**Stored entries:**
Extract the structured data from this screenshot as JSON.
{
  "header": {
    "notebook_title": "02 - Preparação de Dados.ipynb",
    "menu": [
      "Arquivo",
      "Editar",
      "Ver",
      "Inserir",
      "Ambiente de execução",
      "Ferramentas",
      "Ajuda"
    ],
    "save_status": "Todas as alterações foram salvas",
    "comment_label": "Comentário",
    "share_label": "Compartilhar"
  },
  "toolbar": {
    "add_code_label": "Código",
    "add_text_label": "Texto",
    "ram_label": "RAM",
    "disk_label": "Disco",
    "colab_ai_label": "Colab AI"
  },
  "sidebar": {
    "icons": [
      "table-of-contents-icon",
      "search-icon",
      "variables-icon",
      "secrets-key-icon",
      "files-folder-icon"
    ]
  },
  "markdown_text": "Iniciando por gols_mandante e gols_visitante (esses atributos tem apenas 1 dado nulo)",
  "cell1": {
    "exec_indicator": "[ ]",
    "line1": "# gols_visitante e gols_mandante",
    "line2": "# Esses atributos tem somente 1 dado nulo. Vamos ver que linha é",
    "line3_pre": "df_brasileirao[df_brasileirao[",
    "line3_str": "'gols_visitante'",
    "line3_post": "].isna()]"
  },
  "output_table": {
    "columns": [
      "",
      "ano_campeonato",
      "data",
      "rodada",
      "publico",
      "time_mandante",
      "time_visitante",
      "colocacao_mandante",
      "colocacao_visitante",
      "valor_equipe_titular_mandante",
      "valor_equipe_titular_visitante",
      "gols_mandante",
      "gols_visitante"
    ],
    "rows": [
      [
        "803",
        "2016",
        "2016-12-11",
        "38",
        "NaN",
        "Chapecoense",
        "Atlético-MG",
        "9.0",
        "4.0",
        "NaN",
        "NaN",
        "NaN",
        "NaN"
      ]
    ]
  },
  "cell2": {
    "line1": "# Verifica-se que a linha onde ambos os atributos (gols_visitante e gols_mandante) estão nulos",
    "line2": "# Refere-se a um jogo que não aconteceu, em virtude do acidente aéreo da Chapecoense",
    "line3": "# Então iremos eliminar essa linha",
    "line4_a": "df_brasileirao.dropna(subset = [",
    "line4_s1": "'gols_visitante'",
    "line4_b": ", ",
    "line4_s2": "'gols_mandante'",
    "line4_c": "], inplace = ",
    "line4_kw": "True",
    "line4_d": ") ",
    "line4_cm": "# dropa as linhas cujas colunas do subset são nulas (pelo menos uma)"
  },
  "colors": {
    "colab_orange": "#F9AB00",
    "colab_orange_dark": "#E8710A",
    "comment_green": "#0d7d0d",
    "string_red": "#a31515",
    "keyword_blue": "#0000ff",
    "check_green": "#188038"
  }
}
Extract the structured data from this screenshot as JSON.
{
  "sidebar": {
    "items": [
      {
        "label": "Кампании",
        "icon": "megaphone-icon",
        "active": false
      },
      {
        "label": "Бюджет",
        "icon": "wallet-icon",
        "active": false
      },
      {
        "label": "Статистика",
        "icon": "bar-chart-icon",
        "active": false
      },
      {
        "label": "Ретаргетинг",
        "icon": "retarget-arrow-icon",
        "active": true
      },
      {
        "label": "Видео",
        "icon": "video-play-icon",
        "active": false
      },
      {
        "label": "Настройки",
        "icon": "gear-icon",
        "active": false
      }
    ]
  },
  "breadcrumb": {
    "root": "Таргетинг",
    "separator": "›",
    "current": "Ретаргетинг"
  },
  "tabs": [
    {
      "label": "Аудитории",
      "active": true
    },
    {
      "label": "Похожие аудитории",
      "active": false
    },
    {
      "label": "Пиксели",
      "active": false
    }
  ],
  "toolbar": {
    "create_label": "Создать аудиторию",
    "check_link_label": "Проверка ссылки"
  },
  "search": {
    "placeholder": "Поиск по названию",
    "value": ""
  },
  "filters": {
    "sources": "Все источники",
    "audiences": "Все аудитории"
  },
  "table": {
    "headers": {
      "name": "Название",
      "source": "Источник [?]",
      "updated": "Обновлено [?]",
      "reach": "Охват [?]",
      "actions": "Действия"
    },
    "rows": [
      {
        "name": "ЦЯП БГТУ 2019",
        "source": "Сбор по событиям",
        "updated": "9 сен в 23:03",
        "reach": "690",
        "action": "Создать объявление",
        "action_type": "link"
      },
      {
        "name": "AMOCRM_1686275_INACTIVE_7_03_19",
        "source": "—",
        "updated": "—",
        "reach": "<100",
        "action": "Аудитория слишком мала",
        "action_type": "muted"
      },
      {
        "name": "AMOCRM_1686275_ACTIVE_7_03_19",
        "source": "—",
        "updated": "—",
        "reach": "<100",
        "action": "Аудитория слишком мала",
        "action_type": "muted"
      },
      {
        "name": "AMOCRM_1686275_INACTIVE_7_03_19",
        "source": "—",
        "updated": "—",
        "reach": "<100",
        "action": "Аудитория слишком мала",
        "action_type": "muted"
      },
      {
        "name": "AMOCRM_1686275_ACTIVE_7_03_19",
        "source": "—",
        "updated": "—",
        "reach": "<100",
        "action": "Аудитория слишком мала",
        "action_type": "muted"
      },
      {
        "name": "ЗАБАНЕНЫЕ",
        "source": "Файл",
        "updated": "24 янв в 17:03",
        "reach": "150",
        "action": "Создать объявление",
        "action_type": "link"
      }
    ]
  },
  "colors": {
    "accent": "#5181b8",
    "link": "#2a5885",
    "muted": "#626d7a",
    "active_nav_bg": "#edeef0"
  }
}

**Problem details:** Transcribe all entries exactly as they are given.

**Reply:**
Extract the structured data from this screenshot as JSON.
{
  "header": {
    "notebook_title": "02 - Preparação de Dados.ipynb",
    "menu": [
      "Arquivo",
      "Editar",
      "Ver",
      "Inserir",
      "Ambiente de execução",
      "Ferramentas",
      "Ajuda"
    ],
    "save_status": "Todas as alterações foram salvas",
    "comment_label": "Comentário",
    "share_label": "Compartilhar"
  },
  "toolbar": {
    "add_code_label": "Código",
    "add_text_label": "Texto",
    "ram_label": "RAM",
    "disk_label": "Disco",
    "colab_ai_label": "Colab AI"
  },
  "sidebar": {
    "icons": [
      "table-of-contents-icon",
      "search-icon",
      "variables-icon",
      "secrets-key-icon",
      "files-folder-icon"
    ]
  },
  "markdown_text": "Iniciando por gols_mandante e gols_visitante (esses atributos tem apenas 1 dado nulo)",
  "cell1": {
    "exec_indicator": "[ ]",
    "line1": "# gols_visitante e gols_mandante",
    "line2": "# Esses atributos tem somente 1 dado nulo. Vamos ver que linha é",
    "line3_pre": "df_brasileirao[df_brasileirao[",
    "line3_str": "'gols_visitante'",
    "line3_post": "].isna()]"
  },
  "output_table": {
    "columns": [
      "",
      "ano_campeonato",
      "data",
      "rodada",
      "publico",
      "time_mandante",
      "time_visitante",
      "colocacao_mandante",
      "colocacao_visitante",
      "valor_equipe_titular_mandante",
      "valor_equipe_titular_visitante",
      "gols_mandante",
      "gols_visitante"
    ],
    "rows": [
      [
        "803",
        "2016",
        "2016-12-11",
        "38",
        "NaN",
        "Chapecoense",
        "Atlético-MG",
        "9.0",
        "4.0",
        "NaN",
        "NaN",
        "NaN",
        "NaN"
      ]
    ]
  },
  "cell2": {
    "line1": "# Verifica-se que a linha onde ambos os atributos (gols_visitante e gols_mandante) estão nulos",
    "line2": "# Refere-se a um jogo que não aconteceu, em virtude do acidente aéreo da Chapecoense",
    "line3": "# Então iremos eliminar essa linha",
    "line4_a": "df_brasileirao.dropna(subset = [",
    "line4_s1": "'gols_visitante'",
    "line4_b": ", ",
    "line4_s2": "'gols_mandante'",
    "line4_c": "], inplace = ",
    "line4_kw": "True",
    "line4_d": ") ",
    "line4_cm": "# dropa as linhas cujas colunas do subset são nulas (pelo menos uma)"
  },
  "colors": {
    "colab_orange": "#F9AB00",
    "colab_orange_dark": "#E8710A",
    "comment_green": "#0d7d0d",
    "string_red": "#a31515",
    "keyword_blue": "#0000ff",
    "check_green": "#188038"
  }
}
Extract the structured data from this screenshot as JSON.
{
  "sidebar": {
    "items": [
      {
        "label": "Кампании",
        "icon": "megaphone-icon",
        "active": false
      },
      {
        "label": "Бюджет",
        "icon": "wallet-icon",
        "active": false
      },
      {
        "label": "Статистика",
        "icon": "bar-chart-icon",
        "active": false
      },
      {
        "label": "Ретаргетинг",
        "icon": "retarget-arrow-icon",
        "active": true
      },
      {
        "label": "Видео",
        "icon": "video-play-icon",
        "active": false
      },
      {
        "label": "Настройки",
        "icon": "gear-icon",
        "active": false
      }
    ]
  },
  "breadcrumb": {
    "root": "Таргетинг",
    "separator": "›",
    "current": "Ретаргетинг"
  },
  "tabs": [
    {
      "label": "Аудитории",
      "active": true
    },
    {
      "label": "Похожие аудитории",
      "active": false
    },
    {
      "label": "Пиксели",
      "active": false
    }
  ],
  "toolbar": {
    "create_label": "Создать аудиторию",
    "check_link_label": "Проверка ссылки"
  },
  "search": {
    "placeholder": "Поиск по названию",
    "value": ""
  },
  "filters": {
    "sources": "Все источники",
    "audiences": "Все аудитории"
  },
  "table": {
    "headers": {
      "name": "Название",
      "source": "Источник [?]",
      "updated": "Обновлено [?]",
      "reach": "Охват [?]",
      "actions": "Действия"
    },
    "rows": [
      {
        "name": "ЦЯП БГТУ 2019",
        "source": "Сбор по событиям",
        "updated": "9 сен в 23:03",
        "reach": "690",
        "action": "Создать объявление",
        "action_type": "link"
      },
      {
        "name": "AMOCRM_1686275_INACTIVE_7_03_19",
        "source": "—",
        "updated": "—",
        "reach": "<100",
        "action": "Аудитория слишком мала",
        "action_type": "muted"
      },
      {
        "name": "AMOCRM_1686275_ACTIVE_7_03_19",
        "source": "—",
        "updated": "—",
        "reach": "<100",
        "action": "Аудитория слишком мала",
        "action_type": "muted"
      },
      {
        "name": "AMOCRM_1686275_INACTIVE_7_03_19",
        "source": "—",
        "updated": "—",
        "reach": "<100",
        "action": "Аудитория слишком мала",
        "action_type": "muted"
      },
      {
        "name": "AMOCRM_1686275_ACTIVE_7_03_19",
        "source": "—",
        "updated": "—",
        "reach": "<100",
        "action": "Аудитория слишком мала",
        "action_type": "muted"
      },
      {
        "name": "ЗАБАНЕНЫЕ",
        "source": "Файл",
        "updated": "24 янв в 17:03",
        "reach": "150",
        "action": "Создать объявление",
        "action_type": "link"
      }
    ]
  },
  "colors": {
    "accent": "#5181b8",
    "link": "#2a5885",
    "muted": "#626d7a",
    "active_nav_bg": "#edeef0"
  }
}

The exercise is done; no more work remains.